# INSTRUCTION
Each entry below must be repeated word for word.

[Stored items from a collection]
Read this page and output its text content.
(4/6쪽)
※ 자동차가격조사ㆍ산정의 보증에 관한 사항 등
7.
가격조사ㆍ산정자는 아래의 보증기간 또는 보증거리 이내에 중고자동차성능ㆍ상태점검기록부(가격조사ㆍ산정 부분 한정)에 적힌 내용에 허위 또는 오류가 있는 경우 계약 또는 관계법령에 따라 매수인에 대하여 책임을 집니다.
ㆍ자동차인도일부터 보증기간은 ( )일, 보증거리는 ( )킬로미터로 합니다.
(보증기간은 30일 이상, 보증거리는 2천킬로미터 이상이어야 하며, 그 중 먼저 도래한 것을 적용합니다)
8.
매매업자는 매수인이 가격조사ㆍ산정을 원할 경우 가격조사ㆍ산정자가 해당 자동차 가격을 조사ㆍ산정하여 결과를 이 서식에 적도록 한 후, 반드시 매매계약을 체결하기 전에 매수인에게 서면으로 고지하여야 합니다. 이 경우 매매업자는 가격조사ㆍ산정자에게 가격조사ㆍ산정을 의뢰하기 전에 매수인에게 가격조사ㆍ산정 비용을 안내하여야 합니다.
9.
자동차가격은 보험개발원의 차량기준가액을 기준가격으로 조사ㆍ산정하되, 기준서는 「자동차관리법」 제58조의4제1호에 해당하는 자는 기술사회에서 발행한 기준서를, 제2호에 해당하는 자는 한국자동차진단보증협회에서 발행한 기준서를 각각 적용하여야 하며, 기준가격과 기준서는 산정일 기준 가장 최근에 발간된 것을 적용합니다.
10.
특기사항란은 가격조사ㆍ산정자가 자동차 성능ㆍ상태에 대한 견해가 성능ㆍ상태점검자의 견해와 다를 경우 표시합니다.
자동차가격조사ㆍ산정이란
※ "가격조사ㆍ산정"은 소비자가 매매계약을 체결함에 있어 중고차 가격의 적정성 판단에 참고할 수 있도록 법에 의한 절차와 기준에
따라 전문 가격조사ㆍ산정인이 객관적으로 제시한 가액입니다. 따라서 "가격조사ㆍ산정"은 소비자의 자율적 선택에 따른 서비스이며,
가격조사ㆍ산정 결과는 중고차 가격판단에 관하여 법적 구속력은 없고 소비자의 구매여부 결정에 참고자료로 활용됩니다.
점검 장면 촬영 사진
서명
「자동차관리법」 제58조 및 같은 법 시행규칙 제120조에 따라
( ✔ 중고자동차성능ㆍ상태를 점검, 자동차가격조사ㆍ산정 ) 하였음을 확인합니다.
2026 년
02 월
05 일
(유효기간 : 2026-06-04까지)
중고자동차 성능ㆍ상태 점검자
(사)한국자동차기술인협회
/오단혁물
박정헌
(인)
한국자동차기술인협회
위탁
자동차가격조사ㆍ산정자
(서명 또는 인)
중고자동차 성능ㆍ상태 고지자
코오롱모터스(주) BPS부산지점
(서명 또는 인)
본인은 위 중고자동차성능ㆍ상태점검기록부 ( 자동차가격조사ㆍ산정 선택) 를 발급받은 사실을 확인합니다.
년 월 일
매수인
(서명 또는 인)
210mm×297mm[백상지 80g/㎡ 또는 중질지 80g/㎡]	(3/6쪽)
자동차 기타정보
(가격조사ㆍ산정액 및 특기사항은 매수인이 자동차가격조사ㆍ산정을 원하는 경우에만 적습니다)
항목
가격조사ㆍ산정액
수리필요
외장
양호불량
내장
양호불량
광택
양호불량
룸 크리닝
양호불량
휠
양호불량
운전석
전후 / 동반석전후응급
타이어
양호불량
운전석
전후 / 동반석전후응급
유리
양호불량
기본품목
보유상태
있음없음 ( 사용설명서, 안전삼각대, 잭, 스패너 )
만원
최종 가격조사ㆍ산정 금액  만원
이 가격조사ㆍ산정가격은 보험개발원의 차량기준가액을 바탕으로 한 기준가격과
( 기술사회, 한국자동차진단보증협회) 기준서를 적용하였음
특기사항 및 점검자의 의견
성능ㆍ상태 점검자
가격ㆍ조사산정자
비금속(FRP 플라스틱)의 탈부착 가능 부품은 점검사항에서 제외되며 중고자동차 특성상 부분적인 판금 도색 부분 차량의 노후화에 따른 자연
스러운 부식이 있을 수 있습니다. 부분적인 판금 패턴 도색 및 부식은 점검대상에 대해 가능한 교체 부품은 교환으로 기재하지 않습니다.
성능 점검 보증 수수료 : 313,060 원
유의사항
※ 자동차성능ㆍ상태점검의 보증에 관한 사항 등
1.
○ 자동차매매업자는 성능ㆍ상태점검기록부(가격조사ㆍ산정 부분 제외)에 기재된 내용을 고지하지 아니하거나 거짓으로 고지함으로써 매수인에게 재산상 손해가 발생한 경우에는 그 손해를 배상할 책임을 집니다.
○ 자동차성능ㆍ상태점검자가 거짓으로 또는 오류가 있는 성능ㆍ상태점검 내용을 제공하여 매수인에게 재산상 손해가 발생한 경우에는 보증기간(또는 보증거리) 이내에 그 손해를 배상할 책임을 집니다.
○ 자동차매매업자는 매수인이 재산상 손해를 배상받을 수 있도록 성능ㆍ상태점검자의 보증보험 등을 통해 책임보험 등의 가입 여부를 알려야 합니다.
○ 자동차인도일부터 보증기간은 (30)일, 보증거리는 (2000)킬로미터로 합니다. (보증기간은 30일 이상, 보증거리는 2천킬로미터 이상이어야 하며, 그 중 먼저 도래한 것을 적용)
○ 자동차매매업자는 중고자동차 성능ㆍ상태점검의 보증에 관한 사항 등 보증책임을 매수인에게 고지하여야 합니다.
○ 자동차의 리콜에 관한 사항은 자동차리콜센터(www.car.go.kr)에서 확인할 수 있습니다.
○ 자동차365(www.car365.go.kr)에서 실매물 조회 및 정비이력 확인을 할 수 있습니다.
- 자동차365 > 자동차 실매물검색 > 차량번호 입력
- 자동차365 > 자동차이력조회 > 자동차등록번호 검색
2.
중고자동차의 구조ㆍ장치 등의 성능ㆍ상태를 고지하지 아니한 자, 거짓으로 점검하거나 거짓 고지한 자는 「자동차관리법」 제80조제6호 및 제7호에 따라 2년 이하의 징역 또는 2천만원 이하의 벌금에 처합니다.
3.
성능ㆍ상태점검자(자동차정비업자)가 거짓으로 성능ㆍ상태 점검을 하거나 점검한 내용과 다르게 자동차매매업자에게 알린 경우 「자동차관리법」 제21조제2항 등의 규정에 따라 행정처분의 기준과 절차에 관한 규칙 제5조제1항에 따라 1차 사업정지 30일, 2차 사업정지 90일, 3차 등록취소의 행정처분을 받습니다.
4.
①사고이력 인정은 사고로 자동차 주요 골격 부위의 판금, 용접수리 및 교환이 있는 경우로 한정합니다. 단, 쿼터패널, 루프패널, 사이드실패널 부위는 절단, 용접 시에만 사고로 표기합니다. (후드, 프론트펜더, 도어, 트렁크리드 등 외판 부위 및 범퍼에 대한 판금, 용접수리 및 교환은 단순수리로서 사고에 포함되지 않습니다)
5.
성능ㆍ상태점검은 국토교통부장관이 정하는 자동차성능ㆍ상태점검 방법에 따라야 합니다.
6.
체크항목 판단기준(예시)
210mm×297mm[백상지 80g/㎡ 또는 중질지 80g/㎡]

# ANSWER BELOW
Read this page and output its text content.
(4/6쪽)
※ 자동차가격조사ㆍ산정의 보증에 관한 사항 등
7.
가격조사ㆍ산정자는 아래의 보증기간 또는 보증거리 이내에 중고자동차성능ㆍ상태점검기록부(가격조사ㆍ산정 부분 한정)에 적힌 내용에 허위 또는 오류가 있는 경우 계약 또는 관계법령에 따라 매수인에 대하여 책임을 집니다.
ㆍ자동차인도일부터 보증기간은 ( )일, 보증거리는 ( )킬로미터로 합니다.
(보증기간은 30일 이상, 보증거리는 2천킬로미터 이상이어야 하며, 그 중 먼저 도래한 것을 적용합니다)
8.
매매업자는 매수인이 가격조사ㆍ산정을 원할 경우 가격조사ㆍ산정자가 해당 자동차 가격을 조사ㆍ산정하여 결과를 이 서식에 적도록 한 후, 반드시 매매계약을 체결하기 전에 매수인에게 서면으로 고지하여야 합니다. 이 경우 매매업자는 가격조사ㆍ산정자에게 가격조사ㆍ산정을 의뢰하기 전에 매수인에게 가격조사ㆍ산정 비용을 안내하여야 합니다.
9.
자동차가격은 보험개발원의 차량기준가액을 기준가격으로 조사ㆍ산정하되, 기준서는 「자동차관리법」 제58조의4제1호에 해당하는 자는 기술사회에서 발행한 기준서를, 제2호에 해당하는 자는 한국자동차진단보증협회에서 발행한 기준서를 각각 적용하여야 하며, 기준가격과 기준서는 산정일 기준 가장 최근에 발간된 것을 적용합니다.
10.
특기사항란은 가격조사ㆍ산정자가 자동차 성능ㆍ상태에 대한 견해가 성능ㆍ상태점검자의 견해와 다를 경우 표시합니다.
자동차가격조사ㆍ산정이란
※ "가격조사ㆍ산정"은 소비자가 매매계약을 체결함에 있어 중고차 가격의 적정성 판단에 참고할 수 있도록 법에 의한 절차와 기준에
따라 전문 가격조사ㆍ산정인이 객관적으로 제시한 가액입니다. 따라서 "가격조사ㆍ산정"은 소비자의 자율적 선택에 따른 서비스이며,
가격조사ㆍ산정 결과는 중고차 가격판단에 관하여 법적 구속력은 없고 소비자의 구매여부 결정에 참고자료로 활용됩니다.
점검 장면 촬영 사진
서명
「자동차관리법」 제58조 및 같은 법 시행규칙 제120조에 따라
( ✔ 중고자동차성능ㆍ상태를 점검, 자동차가격조사ㆍ산정 ) 하였음을 확인합니다.
2026 년
02 월
05 일
(유효기간 : 2026-06-04까지)
중고자동차 성능ㆍ상태 점검자
(사)한국자동차기술인협회
/오단혁물
박정헌
(인)
한국자동차기술인협회
위탁
자동차가격조사ㆍ산정자
(서명 또는 인)
중고자동차 성능ㆍ상태 고지자
코오롱모터스(주) BPS부산지점
(서명 또는 인)
본인은 위 중고자동차성능ㆍ상태점검기록부 ( 자동차가격조사ㆍ산정 선택) 를 발급받은 사실을 확인합니다.
년 월 일
매수인
(서명 또는 인)
210mm×297mm[백상지 80g/㎡ 또는 중질지 80g/㎡]	(3/6쪽)
자동차 기타정보
(가격조사ㆍ산정액 및 특기사항은 매수인이 자동차가격조사ㆍ산정을 원하는 경우에만 적습니다)
항목
가격조사ㆍ산정액
수리필요
외장
양호불량
내장
양호불량
광택
양호불량
룸 크리닝
양호불량
휠
양호불량
운전석
전후 / 동반석전후응급
타이어
양호불량
운전석
전후 / 동반석전후응급
유리
양호불량
기본품목
보유상태
있음없음 ( 사용설명서, 안전삼각대, 잭, 스패너 )
만원
최종 가격조사ㆍ산정 금액  만원
이 가격조사ㆍ산정가격은 보험개발원의 차량기준가액을 바탕으로 한 기준가격과
( 기술사회, 한국자동차진단보증협회) 기준서를 적용하였음
특기사항 및 점검자의 의견
성능ㆍ상태 점검자
가격ㆍ조사산정자
비금속(FRP 플라스틱)의 탈부착 가능 부품은 점검사항에서 제외되며 중고자동차 특성상 부분적인 판금 도색 부분 차량의 노후화에 따른 자연
스러운 부식이 있을 수 있습니다. 부분적인 판금 패턴 도색 및 부식은 점검대상에 대해 가능한 교체 부품은 교환으로 기재하지 않습니다.
성능 점검 보증 수수료 : 313,060 원
유의사항
※ 자동차성능ㆍ상태점검의 보증에 관한 사항 등
1.
○ 자동차매매업자는 성능ㆍ상태점검기록부(가격조사ㆍ산정 부분 제외)에 기재된 내용을 고지하지 아니하거나 거짓으로 고지함으로써 매수인에게 재산상 손해가 발생한 경우에는 그 손해를 배상할 책임을 집니다.
○ 자동차성능ㆍ상태점검자가 거짓으로 또는 오류가 있는 성능ㆍ상태점검 내용을 제공하여 매수인에게 재산상 손해가 발생한 경우에는 보증기간(또는 보증거리) 이내에 그 손해를 배상할 책임을 집니다.
○ 자동차매매업자는 매수인이 재산상 손해를 배상받을 수 있도록 성능ㆍ상태점검자의 보증보험 등을 통해 책임보험 등의 가입 여부를 알려야 합니다.
○ 자동차인도일부터 보증기간은 (30)일, 보증거리는 (2000)킬로미터로 합니다. (보증기간은 30일 이상, 보증거리는 2천킬로미터 이상이어야 하며, 그 중 먼저 도래한 것을 적용)
○ 자동차매매업자는 중고자동차 성능ㆍ상태점검의 보증에 관한 사항 등 보증책임을 매수인에게 고지하여야 합니다.
○ 자동차의 리콜에 관한 사항은 자동차리콜센터(www.car.go.kr)에서 확인할 수 있습니다.
○ 자동차365(www.car365.go.kr)에서 실매물 조회 및 정비이력 확인을 할 수 있습니다.
- 자동차365 > 자동차 실매물검색 > 차량번호 입력
- 자동차365 > 자동차이력조회 > 자동차등록번호 검색
2.
중고자동차의 구조ㆍ장치 등의 성능ㆍ상태를 고지하지 아니한 자, 거짓으로 점검하거나 거짓 고지한 자는 「자동차관리법」 제80조제6호 및 제7호에 따라 2년 이하의 징역 또는 2천만원 이하의 벌금에 처합니다.
3.
성능ㆍ상태점검자(자동차정비업자)가 거짓으로 성능ㆍ상태 점검을 하거나 점검한 내용과 다르게 자동차매매업자에게 알린 경우 「자동차관리법」 제21조제2항 등의 규정에 따라 행정처분의 기준과 절차에 관한 규칙 제5조제1항에 따라 1차 사업정지 30일, 2차 사업정지 90일, 3차 등록취소의 행정처분을 받습니다.
4.
①사고이력 인정은 사고로 자동차 주요 골격 부위의 판금, 용접수리 및 교환이 있는 경우로 한정합니다. 단, 쿼터패널, 루프패널, 사이드실패널 부위는 절단, 용접 시에만 사고로 표기합니다. (후드, 프론트펜더, 도어, 트렁크리드 등 외판 부위 및 범퍼에 대한 판금, 용접수리 및 교환은 단순수리로서 사고에 포함되지 않습니다)
5.
성능ㆍ상태점검은 국토교통부장관이 정하는 자동차성능ㆍ상태점검 방법에 따라야 합니다.
6.
체크항목 판단기준(예시)
210mm×297mm[백상지 80g/㎡ 또는 중질지 80g/㎡]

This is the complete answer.